Written problem
Reproduce the listing that follows with no differences at all.

· · · · ·

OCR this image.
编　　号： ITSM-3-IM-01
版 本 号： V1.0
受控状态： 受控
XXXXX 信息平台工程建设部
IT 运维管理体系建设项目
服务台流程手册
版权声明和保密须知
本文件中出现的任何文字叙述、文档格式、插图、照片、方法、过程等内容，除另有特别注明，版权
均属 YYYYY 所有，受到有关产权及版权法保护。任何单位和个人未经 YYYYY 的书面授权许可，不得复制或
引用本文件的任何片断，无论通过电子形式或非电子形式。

· · · · ·

Response below
OCR this image.
编　　号： ITSM-3-IM-01
版 本 号： V1.0
受控状态： 受控
XXXXX 信息平台工程建设部
IT 运维管理体系建设项目
服务台流程手册
版权声明和保密须知
本文件中出现的任何文字叙述、文档格式、插图、照片、方法、过程等内容，除另有特别注明，版权
均属 YYYYY 所有，受到有关产权及版权法保护。任何单位和个人未经 YYYYY 的书面授权许可，不得复制或
引用本文件的任何片断，无论通过电子形式或非电子形式。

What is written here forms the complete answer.